Written task —
Every line holding the string "them" should be gathered.

==== Task input ====

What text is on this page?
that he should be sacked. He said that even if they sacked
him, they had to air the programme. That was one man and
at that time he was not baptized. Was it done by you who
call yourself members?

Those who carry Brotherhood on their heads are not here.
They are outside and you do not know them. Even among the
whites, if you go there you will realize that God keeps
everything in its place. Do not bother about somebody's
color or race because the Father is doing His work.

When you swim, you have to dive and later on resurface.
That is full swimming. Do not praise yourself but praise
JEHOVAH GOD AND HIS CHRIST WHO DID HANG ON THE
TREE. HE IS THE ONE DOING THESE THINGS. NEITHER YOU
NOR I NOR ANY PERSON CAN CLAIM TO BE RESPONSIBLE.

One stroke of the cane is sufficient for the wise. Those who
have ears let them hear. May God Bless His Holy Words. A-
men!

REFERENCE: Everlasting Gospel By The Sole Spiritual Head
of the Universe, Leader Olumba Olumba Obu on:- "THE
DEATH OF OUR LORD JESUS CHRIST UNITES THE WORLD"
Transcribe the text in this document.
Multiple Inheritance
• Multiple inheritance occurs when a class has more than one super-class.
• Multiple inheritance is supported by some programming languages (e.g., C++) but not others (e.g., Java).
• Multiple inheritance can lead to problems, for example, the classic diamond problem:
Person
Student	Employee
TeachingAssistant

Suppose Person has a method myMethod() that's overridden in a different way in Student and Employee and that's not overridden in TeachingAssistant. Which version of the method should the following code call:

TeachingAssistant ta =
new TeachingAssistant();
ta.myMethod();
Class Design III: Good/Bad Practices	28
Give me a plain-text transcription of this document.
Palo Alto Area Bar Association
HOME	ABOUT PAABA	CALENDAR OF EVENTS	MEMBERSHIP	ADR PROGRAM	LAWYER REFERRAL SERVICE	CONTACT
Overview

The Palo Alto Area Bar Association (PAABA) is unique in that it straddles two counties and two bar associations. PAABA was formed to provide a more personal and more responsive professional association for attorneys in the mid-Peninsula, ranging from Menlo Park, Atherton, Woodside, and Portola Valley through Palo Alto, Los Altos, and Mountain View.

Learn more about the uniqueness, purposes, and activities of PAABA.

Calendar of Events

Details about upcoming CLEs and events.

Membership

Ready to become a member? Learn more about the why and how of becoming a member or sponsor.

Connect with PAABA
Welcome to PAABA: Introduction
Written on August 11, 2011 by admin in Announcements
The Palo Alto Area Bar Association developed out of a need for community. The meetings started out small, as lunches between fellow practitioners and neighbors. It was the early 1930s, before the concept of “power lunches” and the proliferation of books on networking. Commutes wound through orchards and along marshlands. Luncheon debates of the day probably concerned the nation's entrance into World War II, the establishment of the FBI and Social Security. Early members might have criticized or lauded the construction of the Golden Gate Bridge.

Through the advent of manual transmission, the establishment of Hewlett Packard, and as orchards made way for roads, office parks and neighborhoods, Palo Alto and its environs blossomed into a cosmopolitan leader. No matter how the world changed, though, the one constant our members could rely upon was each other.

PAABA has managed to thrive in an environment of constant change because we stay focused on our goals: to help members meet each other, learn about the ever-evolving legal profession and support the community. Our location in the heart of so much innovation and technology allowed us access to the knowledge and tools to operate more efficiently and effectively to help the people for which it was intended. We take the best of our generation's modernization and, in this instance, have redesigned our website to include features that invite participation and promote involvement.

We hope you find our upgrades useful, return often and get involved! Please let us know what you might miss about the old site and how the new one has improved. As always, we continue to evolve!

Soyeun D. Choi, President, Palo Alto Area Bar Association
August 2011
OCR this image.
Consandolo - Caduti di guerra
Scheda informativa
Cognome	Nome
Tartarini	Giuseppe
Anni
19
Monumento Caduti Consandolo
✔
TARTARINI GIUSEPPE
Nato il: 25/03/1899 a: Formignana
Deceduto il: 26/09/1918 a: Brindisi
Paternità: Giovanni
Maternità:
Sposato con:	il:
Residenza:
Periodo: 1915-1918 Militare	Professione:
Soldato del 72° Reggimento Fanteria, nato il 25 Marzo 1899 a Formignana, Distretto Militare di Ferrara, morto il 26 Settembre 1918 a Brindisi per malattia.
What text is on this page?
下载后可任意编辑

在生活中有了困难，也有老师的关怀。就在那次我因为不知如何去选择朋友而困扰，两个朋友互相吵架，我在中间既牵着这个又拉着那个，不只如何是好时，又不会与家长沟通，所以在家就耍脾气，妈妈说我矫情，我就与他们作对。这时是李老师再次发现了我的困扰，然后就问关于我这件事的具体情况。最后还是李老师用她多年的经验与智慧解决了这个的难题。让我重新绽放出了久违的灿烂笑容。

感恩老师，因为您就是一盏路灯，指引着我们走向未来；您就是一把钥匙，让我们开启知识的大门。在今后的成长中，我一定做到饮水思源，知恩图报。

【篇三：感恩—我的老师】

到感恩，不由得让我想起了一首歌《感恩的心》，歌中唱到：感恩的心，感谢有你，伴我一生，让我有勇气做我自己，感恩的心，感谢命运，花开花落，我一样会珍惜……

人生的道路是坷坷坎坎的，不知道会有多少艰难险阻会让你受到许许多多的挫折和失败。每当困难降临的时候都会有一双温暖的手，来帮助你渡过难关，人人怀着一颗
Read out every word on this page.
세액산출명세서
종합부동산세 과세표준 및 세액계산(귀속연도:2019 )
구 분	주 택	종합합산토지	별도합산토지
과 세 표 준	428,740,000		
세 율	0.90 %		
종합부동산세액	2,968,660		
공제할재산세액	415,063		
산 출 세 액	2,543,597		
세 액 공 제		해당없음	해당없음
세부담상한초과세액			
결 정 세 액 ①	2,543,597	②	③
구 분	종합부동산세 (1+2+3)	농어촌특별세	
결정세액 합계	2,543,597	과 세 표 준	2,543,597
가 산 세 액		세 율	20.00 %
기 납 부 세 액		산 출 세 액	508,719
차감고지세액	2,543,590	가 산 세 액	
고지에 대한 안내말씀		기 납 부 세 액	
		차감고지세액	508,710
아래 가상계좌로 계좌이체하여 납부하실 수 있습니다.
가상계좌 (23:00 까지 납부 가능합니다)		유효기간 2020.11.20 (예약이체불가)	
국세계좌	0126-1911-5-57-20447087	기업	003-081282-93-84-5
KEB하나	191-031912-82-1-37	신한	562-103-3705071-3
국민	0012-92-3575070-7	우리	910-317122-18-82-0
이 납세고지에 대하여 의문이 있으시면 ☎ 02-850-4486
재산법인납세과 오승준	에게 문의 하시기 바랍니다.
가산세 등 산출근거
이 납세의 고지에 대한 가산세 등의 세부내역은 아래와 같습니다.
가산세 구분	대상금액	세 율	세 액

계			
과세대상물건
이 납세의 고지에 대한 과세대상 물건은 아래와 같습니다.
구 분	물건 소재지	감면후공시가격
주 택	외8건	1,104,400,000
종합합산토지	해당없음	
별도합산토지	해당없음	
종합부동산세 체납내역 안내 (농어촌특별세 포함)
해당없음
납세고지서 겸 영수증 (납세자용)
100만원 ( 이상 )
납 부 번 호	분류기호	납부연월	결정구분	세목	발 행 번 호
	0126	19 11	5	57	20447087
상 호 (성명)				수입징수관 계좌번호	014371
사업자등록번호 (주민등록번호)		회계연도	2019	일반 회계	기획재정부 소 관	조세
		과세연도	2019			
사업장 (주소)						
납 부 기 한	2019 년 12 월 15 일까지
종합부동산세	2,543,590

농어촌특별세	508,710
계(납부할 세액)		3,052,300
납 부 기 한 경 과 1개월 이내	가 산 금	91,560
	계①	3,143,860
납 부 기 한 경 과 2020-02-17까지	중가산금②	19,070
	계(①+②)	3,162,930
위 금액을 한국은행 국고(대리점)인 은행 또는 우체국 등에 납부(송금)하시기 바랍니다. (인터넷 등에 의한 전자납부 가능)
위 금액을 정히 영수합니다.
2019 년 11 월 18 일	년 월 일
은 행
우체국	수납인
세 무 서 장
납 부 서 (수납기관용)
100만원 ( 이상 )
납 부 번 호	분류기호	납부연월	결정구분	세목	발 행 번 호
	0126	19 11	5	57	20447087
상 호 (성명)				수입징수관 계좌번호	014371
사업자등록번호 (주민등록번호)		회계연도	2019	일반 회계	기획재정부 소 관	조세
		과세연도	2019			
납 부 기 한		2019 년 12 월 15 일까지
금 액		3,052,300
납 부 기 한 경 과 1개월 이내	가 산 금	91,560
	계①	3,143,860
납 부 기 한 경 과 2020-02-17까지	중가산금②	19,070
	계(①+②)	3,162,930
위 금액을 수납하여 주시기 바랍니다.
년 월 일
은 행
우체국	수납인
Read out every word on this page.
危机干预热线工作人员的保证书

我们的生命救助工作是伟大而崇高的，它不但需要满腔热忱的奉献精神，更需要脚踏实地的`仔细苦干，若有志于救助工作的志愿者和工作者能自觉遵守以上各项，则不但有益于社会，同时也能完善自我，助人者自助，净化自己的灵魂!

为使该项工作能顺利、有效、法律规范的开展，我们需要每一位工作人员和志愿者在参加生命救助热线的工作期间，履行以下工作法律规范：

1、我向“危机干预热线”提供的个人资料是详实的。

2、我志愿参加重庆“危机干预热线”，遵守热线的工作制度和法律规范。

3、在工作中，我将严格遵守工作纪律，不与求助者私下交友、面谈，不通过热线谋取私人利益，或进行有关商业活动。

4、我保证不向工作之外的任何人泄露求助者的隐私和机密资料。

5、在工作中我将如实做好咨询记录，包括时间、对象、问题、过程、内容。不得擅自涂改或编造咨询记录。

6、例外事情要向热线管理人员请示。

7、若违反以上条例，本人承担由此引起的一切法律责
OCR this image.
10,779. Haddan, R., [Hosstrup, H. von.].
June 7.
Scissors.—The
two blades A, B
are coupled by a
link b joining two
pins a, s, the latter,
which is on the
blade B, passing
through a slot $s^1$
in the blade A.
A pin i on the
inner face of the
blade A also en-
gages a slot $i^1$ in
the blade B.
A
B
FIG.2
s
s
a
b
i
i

====

Complete response —
They are outside and you do not know them. Even among the
have ears let them hear. May God Bless His Holy Words. A-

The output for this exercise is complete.